### Available records
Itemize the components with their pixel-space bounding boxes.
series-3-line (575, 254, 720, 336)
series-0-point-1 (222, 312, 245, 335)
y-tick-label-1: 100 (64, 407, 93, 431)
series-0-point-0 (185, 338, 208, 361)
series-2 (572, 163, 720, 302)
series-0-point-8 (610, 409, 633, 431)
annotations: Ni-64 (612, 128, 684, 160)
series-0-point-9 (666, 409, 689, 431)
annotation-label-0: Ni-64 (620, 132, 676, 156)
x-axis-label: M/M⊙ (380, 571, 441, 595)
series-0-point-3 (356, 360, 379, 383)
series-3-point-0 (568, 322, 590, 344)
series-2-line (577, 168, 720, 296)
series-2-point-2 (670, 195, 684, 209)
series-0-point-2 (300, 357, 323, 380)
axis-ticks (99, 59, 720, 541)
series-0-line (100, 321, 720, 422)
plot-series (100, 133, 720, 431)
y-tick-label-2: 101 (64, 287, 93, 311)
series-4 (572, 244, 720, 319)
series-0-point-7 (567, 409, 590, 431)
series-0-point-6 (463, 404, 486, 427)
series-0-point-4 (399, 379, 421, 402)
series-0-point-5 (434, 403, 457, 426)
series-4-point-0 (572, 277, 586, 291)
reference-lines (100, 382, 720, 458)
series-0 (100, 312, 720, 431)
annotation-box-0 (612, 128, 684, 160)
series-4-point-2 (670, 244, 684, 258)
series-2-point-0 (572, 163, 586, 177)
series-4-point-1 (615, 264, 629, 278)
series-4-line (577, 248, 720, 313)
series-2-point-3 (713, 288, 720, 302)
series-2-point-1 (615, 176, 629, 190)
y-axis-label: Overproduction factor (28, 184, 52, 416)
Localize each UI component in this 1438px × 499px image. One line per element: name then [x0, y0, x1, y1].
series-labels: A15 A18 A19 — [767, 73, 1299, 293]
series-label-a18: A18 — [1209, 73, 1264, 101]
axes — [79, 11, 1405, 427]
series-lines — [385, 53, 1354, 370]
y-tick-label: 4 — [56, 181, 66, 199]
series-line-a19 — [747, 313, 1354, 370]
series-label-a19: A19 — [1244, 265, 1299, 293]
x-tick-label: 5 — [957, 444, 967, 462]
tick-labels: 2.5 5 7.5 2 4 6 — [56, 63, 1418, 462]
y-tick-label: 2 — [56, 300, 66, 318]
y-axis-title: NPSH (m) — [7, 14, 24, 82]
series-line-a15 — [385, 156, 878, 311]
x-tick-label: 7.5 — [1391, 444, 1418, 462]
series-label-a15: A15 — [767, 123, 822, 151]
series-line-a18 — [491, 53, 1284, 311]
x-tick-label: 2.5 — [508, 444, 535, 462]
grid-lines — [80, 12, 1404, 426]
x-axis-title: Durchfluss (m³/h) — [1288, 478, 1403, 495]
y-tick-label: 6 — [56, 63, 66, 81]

### Instructions for the task
Switch "Overproduction factor" to "Overproduction ratio" wherever it appears in the records above, and write out all the lines again with everything else left the same.

### Exercise output
Itemize the components with their pixel-space bounding boxes.
series-3-line (575, 254, 720, 336)
series-0-point-1 (222, 312, 245, 335)
y-tick-label-1: 100 (64, 407, 93, 431)
series-0-point-0 (185, 338, 208, 361)
series-2 (572, 163, 720, 302)
series-0-point-8 (610, 409, 633, 431)
annotations: Ni-64 (612, 128, 684, 160)
series-0-point-9 (666, 409, 689, 431)
annotation-label-0: Ni-64 (620, 132, 676, 156)
x-axis-label: M/M⊙ (380, 571, 441, 595)
series-0-point-3 (356, 360, 379, 383)
series-3-point-0 (568, 322, 590, 344)
series-2-line (577, 168, 720, 296)
series-2-point-2 (670, 195, 684, 209)
series-0-point-2 (300, 357, 323, 380)
axis-ticks (99, 59, 720, 541)
series-0-line (100, 321, 720, 422)
plot-series (100, 133, 720, 431)
y-tick-label-2: 101 (64, 287, 93, 311)
series-4 (572, 244, 720, 319)
series-0-point-7 (567, 409, 590, 431)
series-0-point-6 (463, 404, 486, 427)
series-0-point-4 (399, 379, 421, 402)
series-0-point-5 (434, 403, 457, 426)
series-4-point-0 (572, 277, 586, 291)
reference-lines (100, 382, 720, 458)
series-0 (100, 312, 720, 431)
annotation-box-0 (612, 128, 684, 160)
series-4-point-2 (670, 244, 684, 258)
series-2-point-0 (572, 163, 586, 177)
series-4-point-1 (615, 264, 629, 278)
series-4-line (577, 248, 720, 313)
series-2-point-3 (713, 288, 720, 302)
series-2-point-1 (615, 176, 629, 190)
y-axis-label: Overproduction ratio (28, 184, 52, 416)
Localize each UI component in this 1438px × 499px image. One line per element: name then [x0, y0, x1, y1].
series-labels: A15 A18 A19 — [767, 73, 1299, 293]
series-label-a18: A18 — [1209, 73, 1264, 101]
axes — [79, 11, 1405, 427]
series-lines — [385, 53, 1354, 370]
y-tick-label: 4 — [56, 181, 66, 199]
series-line-a19 — [747, 313, 1354, 370]
series-label-a19: A19 — [1244, 265, 1299, 293]
x-tick-label: 5 — [957, 444, 967, 462]
tick-labels: 2.5 5 7.5 2 4 6 — [56, 63, 1418, 462]
y-tick-label: 2 — [56, 300, 66, 318]
y-axis-title: NPSH (m) — [7, 14, 24, 82]
series-line-a15 — [385, 156, 878, 311]
x-tick-label: 7.5 — [1391, 444, 1418, 462]
series-label-a15: A15 — [767, 123, 822, 151]
series-line-a18 — [491, 53, 1284, 311]
x-tick-label: 2.5 — [508, 444, 535, 462]
grid-lines — [80, 12, 1404, 426]
x-axis-title: Durchfluss (m³/h) — [1288, 478, 1403, 495]
y-tick-label: 6 — [56, 63, 66, 81]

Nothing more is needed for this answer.